== Record excerpts ==

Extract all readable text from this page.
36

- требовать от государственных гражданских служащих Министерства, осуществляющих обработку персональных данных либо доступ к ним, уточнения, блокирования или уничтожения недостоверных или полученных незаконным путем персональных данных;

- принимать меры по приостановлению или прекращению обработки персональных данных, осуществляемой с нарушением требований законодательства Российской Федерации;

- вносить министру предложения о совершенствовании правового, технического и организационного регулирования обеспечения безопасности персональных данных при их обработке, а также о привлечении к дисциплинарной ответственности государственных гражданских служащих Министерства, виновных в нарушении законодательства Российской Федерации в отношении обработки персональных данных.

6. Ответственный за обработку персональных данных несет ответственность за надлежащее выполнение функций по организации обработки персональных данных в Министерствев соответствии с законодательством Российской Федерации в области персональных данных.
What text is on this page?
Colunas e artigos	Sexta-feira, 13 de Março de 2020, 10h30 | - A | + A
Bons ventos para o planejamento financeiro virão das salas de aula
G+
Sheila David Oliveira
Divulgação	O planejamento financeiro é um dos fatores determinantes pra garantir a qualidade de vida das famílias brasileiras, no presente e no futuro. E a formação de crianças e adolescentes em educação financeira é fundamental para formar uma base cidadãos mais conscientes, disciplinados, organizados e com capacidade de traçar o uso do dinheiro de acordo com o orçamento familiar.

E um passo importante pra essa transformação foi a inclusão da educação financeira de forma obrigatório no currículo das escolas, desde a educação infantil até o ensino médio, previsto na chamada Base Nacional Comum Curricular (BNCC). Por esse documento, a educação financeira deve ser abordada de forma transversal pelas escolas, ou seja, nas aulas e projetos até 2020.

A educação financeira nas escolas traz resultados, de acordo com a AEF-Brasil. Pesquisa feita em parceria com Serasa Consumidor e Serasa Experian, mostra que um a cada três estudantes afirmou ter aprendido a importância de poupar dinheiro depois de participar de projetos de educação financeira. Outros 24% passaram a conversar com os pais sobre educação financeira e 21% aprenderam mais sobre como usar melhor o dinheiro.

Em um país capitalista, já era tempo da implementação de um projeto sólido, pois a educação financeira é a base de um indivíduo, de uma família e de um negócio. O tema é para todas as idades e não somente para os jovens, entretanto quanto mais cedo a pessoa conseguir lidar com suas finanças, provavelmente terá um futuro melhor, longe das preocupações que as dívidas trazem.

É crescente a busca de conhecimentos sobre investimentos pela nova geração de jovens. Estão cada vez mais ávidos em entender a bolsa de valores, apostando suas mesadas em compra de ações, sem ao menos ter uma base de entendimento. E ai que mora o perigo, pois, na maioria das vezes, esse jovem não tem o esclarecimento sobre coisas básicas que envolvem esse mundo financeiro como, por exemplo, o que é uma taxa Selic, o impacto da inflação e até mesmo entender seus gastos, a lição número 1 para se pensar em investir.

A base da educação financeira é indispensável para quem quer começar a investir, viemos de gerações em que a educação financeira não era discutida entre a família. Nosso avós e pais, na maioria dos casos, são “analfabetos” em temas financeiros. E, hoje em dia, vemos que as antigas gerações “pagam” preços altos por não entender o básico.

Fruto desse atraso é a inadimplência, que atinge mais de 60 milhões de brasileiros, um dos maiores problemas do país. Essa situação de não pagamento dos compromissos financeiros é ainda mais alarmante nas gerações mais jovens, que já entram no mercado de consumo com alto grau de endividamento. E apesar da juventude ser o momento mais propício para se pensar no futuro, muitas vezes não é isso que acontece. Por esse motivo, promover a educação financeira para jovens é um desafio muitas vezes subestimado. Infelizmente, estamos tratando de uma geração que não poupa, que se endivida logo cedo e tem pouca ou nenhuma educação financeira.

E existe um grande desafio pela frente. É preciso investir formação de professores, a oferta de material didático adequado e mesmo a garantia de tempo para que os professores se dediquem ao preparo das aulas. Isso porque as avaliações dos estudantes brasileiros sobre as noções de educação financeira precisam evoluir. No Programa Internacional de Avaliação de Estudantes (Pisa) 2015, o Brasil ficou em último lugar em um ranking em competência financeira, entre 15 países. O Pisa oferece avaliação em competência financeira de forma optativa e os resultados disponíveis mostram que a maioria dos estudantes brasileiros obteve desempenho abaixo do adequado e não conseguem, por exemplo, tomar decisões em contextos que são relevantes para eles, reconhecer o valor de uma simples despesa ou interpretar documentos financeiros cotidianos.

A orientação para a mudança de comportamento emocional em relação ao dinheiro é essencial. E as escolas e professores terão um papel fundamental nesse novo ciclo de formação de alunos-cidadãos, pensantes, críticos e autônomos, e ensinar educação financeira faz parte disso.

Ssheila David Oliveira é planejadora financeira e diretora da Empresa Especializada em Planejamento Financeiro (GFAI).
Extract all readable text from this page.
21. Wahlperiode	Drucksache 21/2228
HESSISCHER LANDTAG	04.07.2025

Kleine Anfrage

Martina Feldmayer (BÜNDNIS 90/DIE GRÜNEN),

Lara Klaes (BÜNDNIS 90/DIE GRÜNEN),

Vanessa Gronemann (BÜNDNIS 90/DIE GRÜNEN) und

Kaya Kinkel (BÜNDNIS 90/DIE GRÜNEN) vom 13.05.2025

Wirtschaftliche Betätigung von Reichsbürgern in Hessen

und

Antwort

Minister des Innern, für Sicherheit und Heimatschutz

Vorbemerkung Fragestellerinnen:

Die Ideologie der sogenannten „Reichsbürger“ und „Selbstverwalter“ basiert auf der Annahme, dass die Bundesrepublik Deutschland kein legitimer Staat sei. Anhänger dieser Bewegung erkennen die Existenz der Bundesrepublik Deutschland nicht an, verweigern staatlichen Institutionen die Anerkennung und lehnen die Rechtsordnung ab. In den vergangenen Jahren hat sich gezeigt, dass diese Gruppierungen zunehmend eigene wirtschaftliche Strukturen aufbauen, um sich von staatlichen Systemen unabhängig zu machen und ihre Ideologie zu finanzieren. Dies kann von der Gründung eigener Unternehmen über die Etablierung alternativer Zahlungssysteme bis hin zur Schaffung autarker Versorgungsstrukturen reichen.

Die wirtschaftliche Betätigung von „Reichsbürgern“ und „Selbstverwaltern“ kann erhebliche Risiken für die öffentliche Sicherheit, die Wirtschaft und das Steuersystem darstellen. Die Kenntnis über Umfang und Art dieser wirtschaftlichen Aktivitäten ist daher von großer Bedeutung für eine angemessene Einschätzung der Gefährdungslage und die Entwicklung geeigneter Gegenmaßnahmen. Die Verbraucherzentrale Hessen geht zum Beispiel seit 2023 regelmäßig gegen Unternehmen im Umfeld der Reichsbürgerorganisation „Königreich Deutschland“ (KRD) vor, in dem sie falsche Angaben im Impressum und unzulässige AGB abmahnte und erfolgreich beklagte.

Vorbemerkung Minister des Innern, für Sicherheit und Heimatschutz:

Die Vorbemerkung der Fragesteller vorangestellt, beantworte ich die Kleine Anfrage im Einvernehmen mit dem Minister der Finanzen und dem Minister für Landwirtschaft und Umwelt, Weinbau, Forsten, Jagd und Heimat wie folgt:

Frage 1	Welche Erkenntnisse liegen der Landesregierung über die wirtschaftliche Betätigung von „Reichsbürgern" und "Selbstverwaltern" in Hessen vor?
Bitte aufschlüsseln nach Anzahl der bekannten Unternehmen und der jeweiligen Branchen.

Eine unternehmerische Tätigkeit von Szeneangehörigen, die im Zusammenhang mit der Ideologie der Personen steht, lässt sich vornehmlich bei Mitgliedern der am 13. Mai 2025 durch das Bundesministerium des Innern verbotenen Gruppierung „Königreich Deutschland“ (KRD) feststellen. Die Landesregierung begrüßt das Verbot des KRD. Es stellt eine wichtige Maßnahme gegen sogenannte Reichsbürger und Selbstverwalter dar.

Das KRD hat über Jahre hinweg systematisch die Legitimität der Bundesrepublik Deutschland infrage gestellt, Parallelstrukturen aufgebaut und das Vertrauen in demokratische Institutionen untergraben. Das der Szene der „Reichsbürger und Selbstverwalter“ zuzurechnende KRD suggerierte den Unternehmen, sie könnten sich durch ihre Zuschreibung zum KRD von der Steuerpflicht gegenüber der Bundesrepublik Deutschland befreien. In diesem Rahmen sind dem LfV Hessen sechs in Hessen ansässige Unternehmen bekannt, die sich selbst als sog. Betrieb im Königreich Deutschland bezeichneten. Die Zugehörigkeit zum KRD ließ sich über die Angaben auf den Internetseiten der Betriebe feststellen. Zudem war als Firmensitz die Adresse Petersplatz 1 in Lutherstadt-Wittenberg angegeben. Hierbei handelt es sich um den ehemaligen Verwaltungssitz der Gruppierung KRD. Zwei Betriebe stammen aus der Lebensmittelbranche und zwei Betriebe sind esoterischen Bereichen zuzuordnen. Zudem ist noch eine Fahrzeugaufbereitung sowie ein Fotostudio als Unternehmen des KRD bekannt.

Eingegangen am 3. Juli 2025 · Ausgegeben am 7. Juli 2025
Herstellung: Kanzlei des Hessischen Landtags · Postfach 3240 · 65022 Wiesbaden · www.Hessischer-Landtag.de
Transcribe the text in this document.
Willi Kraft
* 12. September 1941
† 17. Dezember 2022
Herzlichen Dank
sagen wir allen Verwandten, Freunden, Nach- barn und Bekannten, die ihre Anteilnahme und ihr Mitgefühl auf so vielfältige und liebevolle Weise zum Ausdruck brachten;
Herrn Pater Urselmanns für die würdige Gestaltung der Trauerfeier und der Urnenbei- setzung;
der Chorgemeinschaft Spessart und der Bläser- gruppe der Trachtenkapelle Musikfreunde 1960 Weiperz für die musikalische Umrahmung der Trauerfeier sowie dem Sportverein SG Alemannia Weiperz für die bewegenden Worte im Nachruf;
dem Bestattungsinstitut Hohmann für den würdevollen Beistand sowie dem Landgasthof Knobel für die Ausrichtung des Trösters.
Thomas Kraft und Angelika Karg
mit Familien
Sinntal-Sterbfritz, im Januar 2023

== Given instruction ==
Make a tally of the lines in this data that include the string "sowie", and answer with that tally alone.

== Exercise response ==
3